### Task description
Transcribe the listing word for word.

(begin)

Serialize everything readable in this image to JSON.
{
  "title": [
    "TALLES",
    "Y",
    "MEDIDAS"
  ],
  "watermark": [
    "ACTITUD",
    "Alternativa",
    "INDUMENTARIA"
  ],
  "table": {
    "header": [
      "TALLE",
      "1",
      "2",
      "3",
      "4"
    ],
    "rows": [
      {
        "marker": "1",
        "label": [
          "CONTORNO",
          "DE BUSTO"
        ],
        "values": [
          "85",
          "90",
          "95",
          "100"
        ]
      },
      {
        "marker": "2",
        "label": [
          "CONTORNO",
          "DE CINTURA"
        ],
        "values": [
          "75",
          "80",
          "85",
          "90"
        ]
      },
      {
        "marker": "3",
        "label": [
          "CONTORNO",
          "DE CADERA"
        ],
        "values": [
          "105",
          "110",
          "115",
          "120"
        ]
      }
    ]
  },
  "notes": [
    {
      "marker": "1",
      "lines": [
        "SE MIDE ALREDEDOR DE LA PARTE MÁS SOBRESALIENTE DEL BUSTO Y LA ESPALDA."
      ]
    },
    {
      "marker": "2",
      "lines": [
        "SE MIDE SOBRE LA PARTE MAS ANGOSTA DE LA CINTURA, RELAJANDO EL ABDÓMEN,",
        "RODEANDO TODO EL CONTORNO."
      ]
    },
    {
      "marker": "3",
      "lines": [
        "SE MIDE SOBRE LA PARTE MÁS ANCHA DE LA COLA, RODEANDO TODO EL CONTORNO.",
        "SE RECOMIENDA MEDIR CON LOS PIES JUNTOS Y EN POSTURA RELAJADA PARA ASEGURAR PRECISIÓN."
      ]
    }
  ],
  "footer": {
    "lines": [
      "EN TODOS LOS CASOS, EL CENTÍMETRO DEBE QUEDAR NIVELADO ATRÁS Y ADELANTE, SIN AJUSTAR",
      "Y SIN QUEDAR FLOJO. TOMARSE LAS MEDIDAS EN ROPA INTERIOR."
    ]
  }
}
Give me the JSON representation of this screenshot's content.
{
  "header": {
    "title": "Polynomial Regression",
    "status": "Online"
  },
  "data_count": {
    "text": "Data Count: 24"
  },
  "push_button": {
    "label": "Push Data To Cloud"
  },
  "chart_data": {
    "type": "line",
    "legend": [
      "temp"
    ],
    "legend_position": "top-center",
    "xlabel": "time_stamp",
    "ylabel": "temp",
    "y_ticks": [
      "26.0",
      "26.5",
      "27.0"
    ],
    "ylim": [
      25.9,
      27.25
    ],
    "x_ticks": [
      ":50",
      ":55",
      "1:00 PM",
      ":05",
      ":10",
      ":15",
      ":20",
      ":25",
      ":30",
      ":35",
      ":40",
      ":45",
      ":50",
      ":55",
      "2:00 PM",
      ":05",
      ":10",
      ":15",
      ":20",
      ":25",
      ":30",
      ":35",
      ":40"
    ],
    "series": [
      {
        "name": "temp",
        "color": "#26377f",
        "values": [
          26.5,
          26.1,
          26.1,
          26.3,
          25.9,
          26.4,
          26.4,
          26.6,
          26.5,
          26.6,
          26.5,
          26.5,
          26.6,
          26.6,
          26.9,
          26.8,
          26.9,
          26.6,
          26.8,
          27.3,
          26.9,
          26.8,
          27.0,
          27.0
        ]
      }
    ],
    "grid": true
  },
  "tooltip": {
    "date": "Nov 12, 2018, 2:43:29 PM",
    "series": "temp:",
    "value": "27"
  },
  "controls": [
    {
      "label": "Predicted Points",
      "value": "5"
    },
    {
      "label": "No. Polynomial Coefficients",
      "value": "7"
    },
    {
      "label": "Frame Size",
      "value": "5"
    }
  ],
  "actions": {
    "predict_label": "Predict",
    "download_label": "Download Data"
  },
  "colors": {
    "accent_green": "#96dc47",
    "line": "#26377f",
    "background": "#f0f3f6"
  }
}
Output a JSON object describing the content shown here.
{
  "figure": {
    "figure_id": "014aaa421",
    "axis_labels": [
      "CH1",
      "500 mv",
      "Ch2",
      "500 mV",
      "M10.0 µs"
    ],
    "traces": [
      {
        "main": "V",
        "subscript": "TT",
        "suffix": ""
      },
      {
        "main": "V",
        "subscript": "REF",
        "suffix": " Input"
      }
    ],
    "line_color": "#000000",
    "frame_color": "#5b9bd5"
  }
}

(end)

### Response to this task
Serialize everything readable in this image to JSON.
{
  "title": [
    "TALLES",
    "Y",
    "MEDIDAS"
  ],
  "watermark": [
    "ACTITUD",
    "Alternativa",
    "INDUMENTARIA"
  ],
  "table": {
    "header": [
      "TALLE",
      "1",
      "2",
      "3",
      "4"
    ],
    "rows": [
      {
        "marker": "1",
        "label": [
          "CONTORNO",
          "DE BUSTO"
        ],
        "values": [
          "85",
          "90",
          "95",
          "100"
        ]
      },
      {
        "marker": "2",
        "label": [
          "CONTORNO",
          "DE CINTURA"
        ],
        "values": [
          "75",
          "80",
          "85",
          "90"
        ]
      },
      {
        "marker": "3",
        "label": [
          "CONTORNO",
          "DE CADERA"
        ],
        "values": [
          "105",
          "110",
          "115",
          "120"
        ]
      }
    ]
  },
  "notes": [
    {
      "marker": "1",
      "lines": [
        "SE MIDE ALREDEDOR DE LA PARTE MÁS SOBRESALIENTE DEL BUSTO Y LA ESPALDA."
      ]
    },
    {
      "marker": "2",
      "lines": [
        "SE MIDE SOBRE LA PARTE MAS ANGOSTA DE LA CINTURA, RELAJANDO EL ABDÓMEN,",
        "RODEANDO TODO EL CONTORNO."
      ]
    },
    {
      "marker": "3",
      "lines": [
        "SE MIDE SOBRE LA PARTE MÁS ANCHA DE LA COLA, RODEANDO TODO EL CONTORNO.",
        "SE RECOMIENDA MEDIR CON LOS PIES JUNTOS Y EN POSTURA RELAJADA PARA ASEGURAR PRECISIÓN."
      ]
    }
  ],
  "footer": {
    "lines": [
      "EN TODOS LOS CASOS, EL CENTÍMETRO DEBE QUEDAR NIVELADO ATRÁS Y ADELANTE, SIN AJUSTAR",
      "Y SIN QUEDAR FLOJO. TOMARSE LAS MEDIDAS EN ROPA INTERIOR."
    ]
  }
}
Give me the JSON representation of this screenshot's content.
{
  "header": {
    "title": "Polynomial Regression",
    "status": "Online"
  },
  "data_count": {
    "text": "Data Count: 24"
  },
  "push_button": {
    "label": "Push Data To Cloud"
  },
  "chart_data": {
    "type": "line",
    "legend": [
      "temp"
    ],
    "legend_position": "top-center",
    "xlabel": "time_stamp",
    "ylabel": "temp",
    "y_ticks": [
      "26.0",
      "26.5",
      "27.0"
    ],
    "ylim": [
      25.9,
      27.25
    ],
    "x_ticks": [
      ":50",
      ":55",
      "1:00 PM",
      ":05",
      ":10",
      ":15",
      ":20",
      ":25",
      ":30",
      ":35",
      ":40",
      ":45",
      ":50",
      ":55",
      "2:00 PM",
      ":05",
      ":10",
      ":15",
      ":20",
      ":25",
      ":30",
      ":35",
      ":40"
    ],
    "series": [
      {
        "name": "temp",
        "color": "#26377f",
        "values": [
          26.5,
          26.1,
          26.1,
          26.3,
          25.9,
          26.4,
          26.4,
          26.6,
          26.5,
          26.6,
          26.5,
          26.5,
          26.6,
          26.6,
          26.9,
          26.8,
          26.9,
          26.6,
          26.8,
          27.3,
          26.9,
          26.8,
          27.0,
          27.0
        ]
      }
    ],
    "grid": true
  },
  "tooltip": {
    "date": "Nov 12, 2018, 2:43:29 PM",
    "series": "temp:",
    "value": "27"
  },
  "controls": [
    {
      "label": "Predicted Points",
      "value": "5"
    },
    {
      "label": "No. Polynomial Coefficients",
      "value": "7"
    },
    {
      "label": "Frame Size",
      "value": "5"
    }
  ],
  "actions": {
    "predict_label": "Predict",
    "download_label": "Download Data"
  },
  "colors": {
    "accent_green": "#96dc47",
    "line": "#26377f",
    "background": "#f0f3f6"
  }
}
Output a JSON object describing the content shown here.
{
  "figure": {
    "figure_id": "014aaa421",
    "axis_labels": [
      "CH1",
      "500 mv",
      "Ch2",
      "500 mV",
      "M10.0 µs"
    ],
    "traces": [
      {
        "main": "V",
        "subscript": "TT",
        "suffix": ""
      },
      {
        "main": "V",
        "subscript": "REF",
        "suffix": " Input"
      }
    ],
    "line_color": "#000000",
    "frame_color": "#5b9bd5"
  }
}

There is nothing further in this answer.